> **Stated exercise**: Read the data and repeat all of it exactly.

-- BEGIN --

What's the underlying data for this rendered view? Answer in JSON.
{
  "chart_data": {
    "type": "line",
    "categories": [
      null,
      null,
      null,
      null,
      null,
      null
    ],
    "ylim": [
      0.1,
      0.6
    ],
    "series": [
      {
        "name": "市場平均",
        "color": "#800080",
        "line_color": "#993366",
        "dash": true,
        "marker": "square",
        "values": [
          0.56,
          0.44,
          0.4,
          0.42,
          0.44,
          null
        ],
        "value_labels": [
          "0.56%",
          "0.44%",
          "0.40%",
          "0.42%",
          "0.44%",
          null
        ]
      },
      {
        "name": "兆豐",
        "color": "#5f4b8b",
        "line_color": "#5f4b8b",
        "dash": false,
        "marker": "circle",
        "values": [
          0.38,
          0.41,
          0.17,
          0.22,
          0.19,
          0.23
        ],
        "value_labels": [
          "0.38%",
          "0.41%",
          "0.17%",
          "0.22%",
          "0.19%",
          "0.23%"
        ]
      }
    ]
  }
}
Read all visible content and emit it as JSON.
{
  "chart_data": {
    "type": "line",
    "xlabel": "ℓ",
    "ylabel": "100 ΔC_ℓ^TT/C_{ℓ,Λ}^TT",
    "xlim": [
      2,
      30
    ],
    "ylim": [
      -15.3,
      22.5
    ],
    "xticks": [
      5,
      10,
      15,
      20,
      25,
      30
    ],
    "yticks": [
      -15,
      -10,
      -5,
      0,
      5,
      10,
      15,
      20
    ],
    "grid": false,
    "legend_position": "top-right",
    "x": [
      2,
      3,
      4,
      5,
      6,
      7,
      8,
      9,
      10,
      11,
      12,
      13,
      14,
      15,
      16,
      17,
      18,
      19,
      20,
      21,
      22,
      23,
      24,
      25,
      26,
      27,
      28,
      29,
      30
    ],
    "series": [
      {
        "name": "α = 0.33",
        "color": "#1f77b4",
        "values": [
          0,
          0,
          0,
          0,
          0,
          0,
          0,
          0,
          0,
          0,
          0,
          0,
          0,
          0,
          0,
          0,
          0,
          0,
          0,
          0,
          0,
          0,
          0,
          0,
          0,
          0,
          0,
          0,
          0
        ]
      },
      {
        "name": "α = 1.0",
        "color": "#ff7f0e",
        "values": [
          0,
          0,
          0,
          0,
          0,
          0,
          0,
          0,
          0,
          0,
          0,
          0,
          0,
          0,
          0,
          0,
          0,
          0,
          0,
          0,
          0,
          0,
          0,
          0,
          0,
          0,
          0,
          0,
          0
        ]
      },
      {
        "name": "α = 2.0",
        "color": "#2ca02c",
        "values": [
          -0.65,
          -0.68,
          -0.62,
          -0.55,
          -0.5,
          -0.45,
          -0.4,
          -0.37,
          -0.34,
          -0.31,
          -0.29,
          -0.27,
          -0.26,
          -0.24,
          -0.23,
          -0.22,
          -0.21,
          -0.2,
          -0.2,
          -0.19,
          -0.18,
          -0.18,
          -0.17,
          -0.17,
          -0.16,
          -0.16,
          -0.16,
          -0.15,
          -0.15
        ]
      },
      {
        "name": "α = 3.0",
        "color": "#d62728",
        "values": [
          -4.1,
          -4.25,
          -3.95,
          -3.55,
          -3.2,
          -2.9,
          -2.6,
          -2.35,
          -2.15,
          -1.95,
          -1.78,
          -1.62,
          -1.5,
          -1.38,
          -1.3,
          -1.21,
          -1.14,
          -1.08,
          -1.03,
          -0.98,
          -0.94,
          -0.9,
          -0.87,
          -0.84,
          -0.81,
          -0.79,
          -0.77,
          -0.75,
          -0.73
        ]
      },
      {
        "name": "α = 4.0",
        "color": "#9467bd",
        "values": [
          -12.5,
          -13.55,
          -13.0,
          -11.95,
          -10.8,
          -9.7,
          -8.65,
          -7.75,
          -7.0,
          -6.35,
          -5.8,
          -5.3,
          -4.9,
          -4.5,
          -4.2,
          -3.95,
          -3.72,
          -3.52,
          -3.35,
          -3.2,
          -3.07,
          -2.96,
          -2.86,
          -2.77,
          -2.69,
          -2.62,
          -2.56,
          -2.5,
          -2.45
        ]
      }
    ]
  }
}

-- END --

> **Final result**:
What's the underlying data for this rendered view? Answer in JSON.
{
  "chart_data": {
    "type": "line",
    "categories": [
      null,
      null,
      null,
      null,
      null,
      null
    ],
    "ylim": [
      0.1,
      0.6
    ],
    "series": [
      {
        "name": "市場平均",
        "color": "#800080",
        "line_color": "#993366",
        "dash": true,
        "marker": "square",
        "values": [
          0.56,
          0.44,
          0.4,
          0.42,
          0.44,
          null
        ],
        "value_labels": [
          "0.56%",
          "0.44%",
          "0.40%",
          "0.42%",
          "0.44%",
          null
        ]
      },
      {
        "name": "兆豐",
        "color": "#5f4b8b",
        "line_color": "#5f4b8b",
        "dash": false,
        "marker": "circle",
        "values": [
          0.38,
          0.41,
          0.17,
          0.22,
          0.19,
          0.23
        ],
        "value_labels": [
          "0.38%",
          "0.41%",
          "0.17%",
          "0.22%",
          "0.19%",
          "0.23%"
        ]
      }
    ]
  }
}
Read all visible content and emit it as JSON.
{
  "chart_data": {
    "type": "line",
    "xlabel": "ℓ",
    "ylabel": "100 ΔC_ℓ^TT/C_{ℓ,Λ}^TT",
    "xlim": [
      2,
      30
    ],
    "ylim": [
      -15.3,
      22.5
    ],
    "xticks": [
      5,
      10,
      15,
      20,
      25,
      30
    ],
    "yticks": [
      -15,
      -10,
      -5,
      0,
      5,
      10,
      15,
      20
    ],
    "grid": false,
    "legend_position": "top-right",
    "x": [
      2,
      3,
      4,
      5,
      6,
      7,
      8,
      9,
      10,
      11,
      12,
      13,
      14,
      15,
      16,
      17,
      18,
      19,
      20,
      21,
      22,
      23,
      24,
      25,
      26,
      27,
      28,
      29,
      30
    ],
    "series": [
      {
        "name": "α = 0.33",
        "color": "#1f77b4",
        "values": [
          0,
          0,
          0,
          0,
          0,
          0,
          0,
          0,
          0,
          0,
          0,
          0,
          0,
          0,
          0,
          0,
          0,
          0,
          0,
          0,
          0,
          0,
          0,
          0,
          0,
          0,
          0,
          0,
          0
        ]
      },
      {
        "name": "α = 1.0",
        "color": "#ff7f0e",
        "values": [
          0,
          0,
          0,
          0,
          0,
          0,
          0,
          0,
          0,
          0,
          0,
          0,
          0,
          0,
          0,
          0,
          0,
          0,
          0,
          0,
          0,
          0,
          0,
          0,
          0,
          0,
          0,
          0,
          0
        ]
      },
      {
        "name": "α = 2.0",
        "color": "#2ca02c",
        "values": [
          -0.65,
          -0.68,
          -0.62,
          -0.55,
          -0.5,
          -0.45,
          -0.4,
          -0.37,
          -0.34,
          -0.31,
          -0.29,
          -0.27,
          -0.26,
          -0.24,
          -0.23,
          -0.22,
          -0.21,
          -0.2,
          -0.2,
          -0.19,
          -0.18,
          -0.18,
          -0.17,
          -0.17,
          -0.16,
          -0.16,
          -0.16,
          -0.15,
          -0.15
        ]
      },
      {
        "name": "α = 3.0",
        "color": "#d62728",
        "values": [
          -4.1,
          -4.25,
          -3.95,
          -3.55,
          -3.2,
          -2.9,
          -2.6,
          -2.35,
          -2.15,
          -1.95,
          -1.78,
          -1.62,
          -1.5,
          -1.38,
          -1.3,
          -1.21,
          -1.14,
          -1.08,
          -1.03,
          -0.98,
          -0.94,
          -0.9,
          -0.87,
          -0.84,
          -0.81,
          -0.79,
          -0.77,
          -0.75,
          -0.73
        ]
      },
      {
        "name": "α = 4.0",
        "color": "#9467bd",
        "values": [
          -12.5,
          -13.55,
          -13.0,
          -11.95,
          -10.8,
          -9.7,
          -8.65,
          -7.75,
          -7.0,
          -6.35,
          -5.8,
          -5.3,
          -4.9,
          -4.5,
          -4.2,
          -3.95,
          -3.72,
          -3.52,
          -3.35,
          -3.2,
          -3.07,
          -2.96,
          -2.86,
          -2.77,
          -2.69,
          -2.62,
          -2.56,
          -2.5,
          -2.45
        ]
      }
    ]
  }
}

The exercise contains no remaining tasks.